WHAT THE TASK ASKS -
Search the material for the word "Royal" and copy each line that holds it.

######

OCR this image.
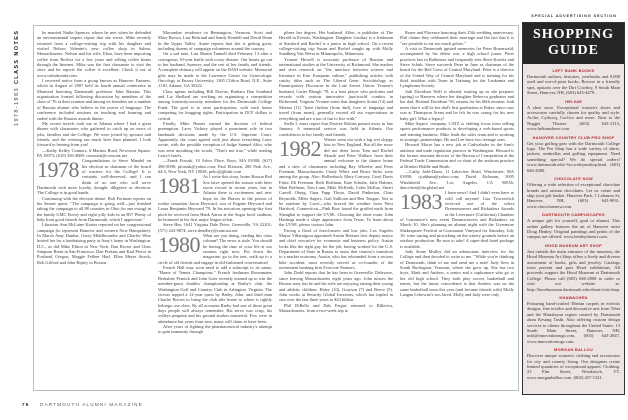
1978-1983 CLASS NOTES	he married Nadin Spencer, whom he met when he defended an environmental impact report that she wrote. Mike recently returned from a college-visiting trip with his daughter and visited Nelson Valentin's new coffee shop in Salem, Massachusetts. Nelson and his wife, Eliza, have been importing coffee from Bolivia for a few years and selling coffee beans through the Internet. Mike was the first classmate to visit the store and he reports the coffee is excellent. Check it out at www.calesdorada.com.

I received notice from a group known as Hanover Partners, which in August of 2007 held its fourth annual conference in Montreal honoring Dartmouth professor John Rassias. This organization formed following discussion by members of the class of '76 at their reunion and among its founders are a number of Rassias alumni who believe in the power of language. The conference included sessions on teaching and learning and ended with the Rassias awards dinner.

My recent travels took me to Atlanta where I had a great dinner with classmates who gathered to catch up on news of jobs, families and the College. We were joined by spouses and friends, and the evening ran much later than planned. I look forward to hearing from you!

—Kathy Kelley Connors, 6 Martins Road, Newtown Square, PA 19073; (610) 356-4889; connorsk@comcast.net

1978 Congratulations to Steve Mandel on his election as chairman of the board of trustees for the College! It is certainly well-deserved, and I can think of no one who will serve Dartmouth with more loyalty, thought, diligence or devotion. The College is in good hands.

Continuing with the election theme, Rob Portman reports on his Senate quest: "The campaign is going well—just finished taking the campaign to all 88 counties in Ohio (in one swing) in the family GMC Envoy and eight jolly kids in an RV! Plenty of help from good friends from Dartmouth, which I appreciate."

Librarian Ann McLaine Kuster reported on her congressional campaign (to represent Hanover and western New Hampshire). In March Amy Dunbar, Gerry Middlecombe and Charles Wise hosted her for a fundraising party at Amy's home in Washington, D.C., as did Mike Eliton in New York, Dan Rector and Chris Simpson Brent in San Francisco, Dan Perkins and Karl Pierce in Portland, Oregon, Maggie Fellner Hurl, Ellen Meyer Strack, Rob Gifford and John Ripley in Boston.

Macomber residence in Bennington, Vermont. Scott and Mary Brown, Lisa Bertrand and Sandy Rendell and David Dunn in the Upper Valley. Annie reports that she is getting great, including dozens of campaign volunteers around the country.

On a sad note, Lisa Martin Tunnell died February 13 after a courageous 10-year battle with ovary disease. Our hearts go out to her husband, Spencer, and the rest of her family and friends. A complete obituary will appear on the DAM website. Memorial gifts may be made to the Lawrence Center for Gynecologic Oncology at Emory University, 1365 Clifton Road, N.E., Suite 1130, Atlanta, GA 30322.

Class agents including Bill Dorcas, Barbara Dau Southard and Liz Shellard are working on organizing a competition among fraternity/sorority members for the Dartmouth College Fund. The goal is to raise participation, with each house competing for bragging rights. Participation in DCF dollars is critical.

Finally, Mike Romer earned the doctrine of federal preemption. Larry Vickery played a prominent role in two landmark decisions made by the U.S. Supreme Court. Apparently, the court agreed with just about everything Larry wrote, with the possible exception of Judge Samuel Alito, who was seen mouthing the words, "That's not true," while reading Larry's briefs.

—Frank Fossuk, 10 Arbor Place, Boys, MA 01000; (617) 286-5098; pfossuk@yahoo.com; Paul Eliotsen, 200 Park Ave., #4-5, New York, NY 10028; pelio@jjlfink.com

1981 As I write this story, home Boston Red Sox have opened the season with their worst record in recent years, but in Atlanta there is excitement and new hope for the Braves in the person of rookie sensation Jason Heyward, son of Eugene Heyward and Laura Benjamin Heyward '79. In his notorious opening-day first pitch he received from Hank Aaron at the Sugar bowl stadium, he homered in his first major league at-bat.

Steve Hey, 1641 Virginia Dale Drive, Greenville, VA 22201; (571) 243-9874; steve.dendhey@comcast.net

1980 What are you doing, reading this class column? The news is stale. You should be having the time of your life at our reunion right now. Put down the magazine, go to the tent, walk up to a circle of old friends and engage in old-fashioned conversation!

French Hall may soon need to add a subscript to its name, "Home of Tennis Champions." French freshman Roommates Berkshire Pernick and John Grier recently teamed up to win the member-guest doubles championship at Barby's club, the Washington Golf and Country Club in Arlington, Virginia. The victors topped a 12-year quest by Barby, John, and third man Charlie Brown to bring the club title home to where it rightly belongs: our class. By all accounts Barby had one of those great days people will always remember. His serve was crisp, his volleys pinpoint and his ground strokes masterful. Few were in attendance but years from now, many will claim to have been.

After years of fighting the pharmaceutical industry's attempt to gain immunity through

plines her degree. Her husband, Allen, is publisher of The Herald in Everett, Washington. Daughter Lindsay is a freshman at Stanford and Rachel is a junior in high school. On a recent college-visiting trip Susan and Rachel caught up with Molly Sundberg Van Wetra in Minneapolis, Minnesota.

Yvonne Howell is associate professor of Russian and international studies at the University of Richmond. She teaches and does research on "the interface between science and literature in East European culture," publishing articles with catchy titles such as The Liberal Gene: Sociobiology as Emancipatory Discourse in the Late Soviet Union. Yvonne's husband, Carter Blough '78, is a bass player who performs and records with various innovative jazz/world combos in Richmond, Virginia. Yvonne notes that daughters Sonia (14) and Marina (11) "have rhythm (from dad), love of language and travel (from mom), generally exceed all our expectations in everything and are a ton of fun to live with."

Stella I. must report that Desiree Robins passed away in late January. A memorial service was held in Atlanta. Our condolences to her family and friends.

1982 Winter went out with a big wet sloppy kiss in New England. But all the snow did not deter hosts Tom and Rachel Skuzik and Peter Wallace from their annual welcome to the chance home and a slew of classmates including Ray Wheeler and Peter Freeman, Massachusetts. Cindy White and Bruce Stiles were among the group. Also: Bollenbach, Mary Conway, Carol Davis Fiske, Eli Freeman, Beth Hoffman, Kate Schultz, Julie Hakner, Matt Hoffman, Tom Lane, Mike McKeith, Colin McKay, Sherri Carroll Oberg, Gina Papp Thom, David Pinkerton, Chris Reynolds, Miles Sagers, Gail Sullivan and Ben Tongue. Not to be outdone by Carol—who braved the weather from West Hartford, Connecticut—Pink Bow found the gruffed earth from Shanghai to support the UVSE. Choosing the short route, John Hastings made a slope appearance from Texas. To learn about the UVSE, please contact John.

Facing a flood of foreclosures and lost jobs, Los Angeles Mayor Villaraigosa appointed Austin Beutner first deputy mayor and chief executive for economic and business policy. Austin looks like the right guy for the job, having worked for the U.S. Department of State in Russia to assist that country's transition to a market economy. Austin, who has rebounded from a serious bike accident, most recently served as co-founder of the investment banking firm Evercore Partners.

John Dodd reports that he has been in Greenville, Delaware, since leaving Massachusetts eight years ago. John misses the Boston area, but he and his wife are enjoying raising their young and athletic children: Haley (10), Grayson (7) and Reece (5). John works at Security Global Investors, which has tripled in size over the last three years to $24 billion.

Phil DiBello and Deb Fergus returned to Billerica, Massachusetts, from a two-week trip to

Rome and Florence honoring their 25th wedding anniversary. Phil claims they celebrated their marriage and the fact that it is "see possible to eat too much gelato."

A visit to Dartmouth ignited memories for Peter Rosenwald, accompanied by his eldest son, a high school junior. Peter practices law in Baltimore and frequently sees Sheri Kravitz and Steve Schuh. Steve succeeds Peter in June as chairman of the board for the Red Cross of Central Maryland. Peter is a director of the United Way of Central Maryland and is training for his third triathlon with Team in Training for the Leukemia and Lymphoma Society.

Judi Davidson Wolf is already starting up as she prepares (spring) to Hanover where her daughter Rebecca graduates and her dad, Richard Davidson '50, returns for his 60th reunion. Judi notes that it will be her dad's first graduation at Baker, since ours was at Thompson Arena and he felt he was caring for his new baby girl. What a legacy!

Mike Sapers' company, CATZ is shifting focus from selling sports performance products to developing a web-based sports and training business. Mike leads the sales team and is working in strategic partnerships. He and Lee have two teenage sons.

Howard Morse has a new job at Cadwalader in the firm's antitrust and trade regulation practice in Washington. Howard is the former assistant director of the Bureau of Competition at the Federal Trade Commission and co-chair of the antitrust practice at Drinker Biddle and Reath.

—Cathy Judd-Dunn, 11 Lakeview Road, Winchester, MA 01890; cjuddunn@yahoo.com; David Eichman, 3005 Windsheild Ave., Los Angeles, CA 90036; dnecohen@sbcglobal.net

1983 I have news! And I didn't even have to cold call anyone! Lisa Triwoerlich received one of the select Dreamweavers and Risktakers Awards at the Livermore (California) Chamber of Commerce's new event Dreamweavers and Risktakers on March 10. She's planning an alumni night with the Livermore Shakespeare Festival at Concannon Vineyard for Saturday, July 10: wine tasting and picnicking on the winery grounds before an outdoor production. Be sure to take! A super-deal hotel package is available.

Judy Stone Mulloy did an admissions interview for the College and then decided to write to me. "While you're thinking of Dartmouth, think of me and send me a note! Judy lives in South Burlington, Vermont, where she grew up. She has two boys, Mark and Andrew, a senior and a sophomore who go to her old high school. They both play soccer, basketball and tennis, but the funny coincidence is that Andrew was on the same basketball team this year (and became friends with) Molly Langan Lebowitz's son Jared. Molly and Judy were only

SPECIAL ADVERTISING SECTION
SHOPPING
GUIDE
LEFT BANK BOOKS

Dartmouth authors, histories, yearbooks and 9,000 used and out-of-print books. Browse in a friendly spot, upstairs over the Dirt Cowboy, 9 South Main Street, Hanover, NH, (603) 643-4479.

HELIUM

A shoe store. Exceptional women's shoes and accessories carefully chosen for quality and style. Arche, Cydwoq, Coclico and more. Next to the Nugget Theater. (603) 643-1313, www.heliumshoes.com.

HANOVER COUNTRY CLUB PRO SHOP

Get your golfing gear with the Dartmouth College logo. The Pro Shop has a wide variety of shirts, jackets, umbrellas and golfing equipment. Need something special? We do special orders! www.dartmouth.edu/~hccweb/proshop.html. (603) 646-2000.

CHOCOLATE NOW

Offering a wide selection of exceptional chocolate brands and artisan chocolates. Let us create and ship your gift basket. Hanover Park, 1 Lebanon St, Hanover, NH, (603) 643-9031. www.chocolatenow.com.

DARTMOUTH CAMPUSCAPES

A unique gift for yourself, grad or alumni. This online gallery features the art of Hanover artist Doug Henley. Original paintings and prints of the campus are offered. www.henleyfineart.com.

HOOD MUSEUM ART SHOP

Just outside the main entrance of the museum, the Hood Museum Art Shop offers a lively and diverse assortment of books, gifts and jewelry. Catalogs from present and past Hood exhibitions. All proceeds support the Hood Museum at Dartmouth College. Please call (603) 646-2808 to order or visit our website at: http://hoodmuseum.dartmouth.edu/about/visit/shop.

KHAWACHEN

Featuring hand-crafted Tibetan carpets in eclectic designs, fine textiles and decorative arts from Tibet and the Himalayan region created by Dartmouth alum Kesang Tashi. Also offering custom design services to clients throughout the United States. 13 South Main Street, Hanover, NH, info@innovationrugs.com, (603) 643-2847, www.innovationrugs.com.

MORGAN BALLOU

Discover unique women's clothing and accessories for city and country living. Our designers create limited quantities of exceptional apparel. Clothing. 23 Elm Street, Woodstock, VT. www.morganballou.com. (802) 457-1321.

76 DARTMOUTH ALUMNI MAGAZINE
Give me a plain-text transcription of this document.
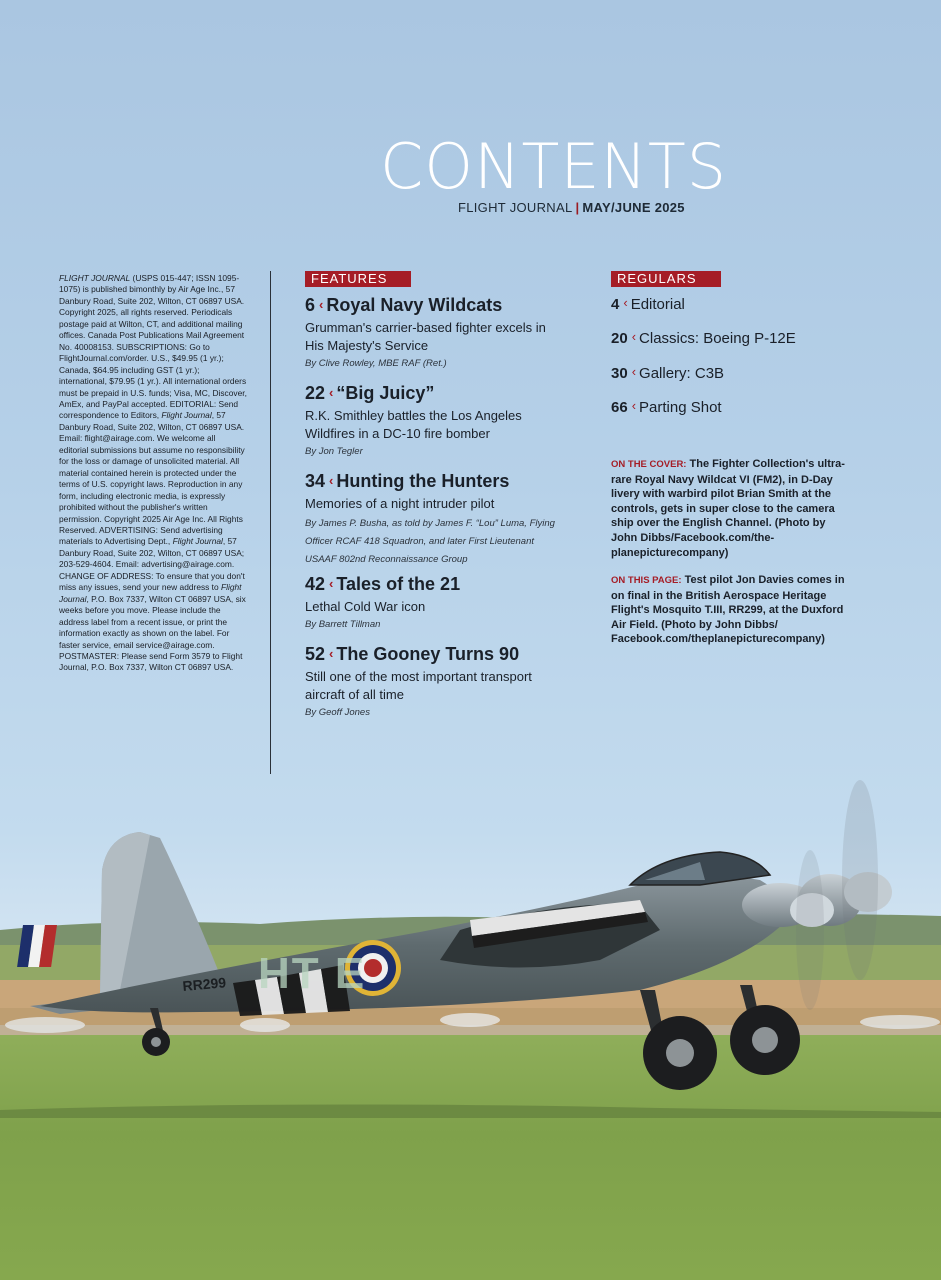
HT E
RR299
CONTENTS
FLIGHT JOURNAL | MAY/JUNE 2025
FLIGHT JOURNAL (USPS 015-447; ISSN 1095-1075) is published bimonthly by Air Age Inc., 57 Danbury Road, Suite 202, Wilton, CT 06897 USA. Copyright 2025, all rights reserved. Periodicals postage paid at Wilton, CT, and additional mailing offices. Canada Post Publications Mail Agreement No. 40008153. SUBSCRIPTIONS: Go to FlightJournal.com/order. U.S., $49.95 (1 yr.); Canada, $64.95 including GST (1 yr.); international, $79.95 (1 yr.). All international orders must be prepaid in U.S. funds; Visa, MC, Discover, AmEx, and PayPal accepted. EDITORIAL: Send correspondence to Editors, Flight Journal, 57 Danbury Road, Suite 202, Wilton, CT 06897 USA. Email: flight@airage.com. We welcome all editorial submissions but assume no responsibility for the loss or damage of unsolicited material. All material contained herein is protected under the terms of U.S. copyright laws. Reproduction in any form, including electronic media, is expressly prohibited without the publisher's written permission. Copyright 2025 Air Age Inc. All Rights Reserved. ADVERTISING: Send advertising materials to Advertising Dept., Flight Journal, 57 Danbury Road, Suite 202, Wilton, CT 06897 USA; 203-529-4604. Email: advertising@airage.com. CHANGE OF ADDRESS: To ensure that you don't miss any issues, send your new address to Flight Journal, P.O. Box 7337, Wilton CT 06897 USA, six weeks before you move. Please include the address label from a recent issue, or print the information exactly as shown on the label. For faster service, email service@airage.com. POSTMASTER: Please send Form 3579 to Flight Journal, P.O. Box 7337, Wilton CT 06897 USA.
FEATURES	REGULARS
6 ‹ Royal Navy Wildcats
Grumman's carrier-based fighter excels in His Majesty's Service
By Clive Rowley, MBE RAF (Ret.)
22 ‹ “Big Juicy”
R.K. Smithley battles the Los Angeles Wildfires in a DC-10 fire bomber
By Jon Tegler
34 ‹ Hunting the Hunters
Memories of a night intruder pilot
By James P. Busha, as told by James F. “Lou” Luma, Flying Officer RCAF 418 Squadron, and later First Lieutenant USAAF 802nd Reconnaissance Group
42 ‹ Tales of the 21
Lethal Cold War icon
By Barrett Tillman
52 ‹ The Gooney Turns 90
Still one of the most important transport aircraft of all time
By Geoff Jones
4 ‹ Editorial
20 ‹ Classics: Boeing P-12E
30 ‹ Gallery: C3B
66 ‹ Parting Shot
ON THE COVER: The Fighter Collection's ultra-rare Royal Navy Wildcat VI (FM2), in D-Day livery with warbird pilot Brian Smith at the controls, gets in super close to the camera ship over the English Channel. (Photo by John Dibbs/Facebook.com/the-planepicturecompany)
ON THIS PAGE: Test pilot Jon Davies comes in on final in the British Aerospace Heritage Flight's Mosquito T.III, RR299, at the Duxford Air Field. (Photo by John Dibbs/ Facebook.com/theplanepicturecompany)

######

OUTPUT FOR THIS TASK -
6 ‹ Royal Navy Wildcats
ON THE COVER: The Fighter Collection's ultra-rare Royal Navy Wildcat VI (FM2), in D-Day livery with warbird pilot Brian Smith at the controls, gets in super close to the camera ship over the English Channel. (Photo by John Dibbs/Facebook.com/the-planepicturecompany)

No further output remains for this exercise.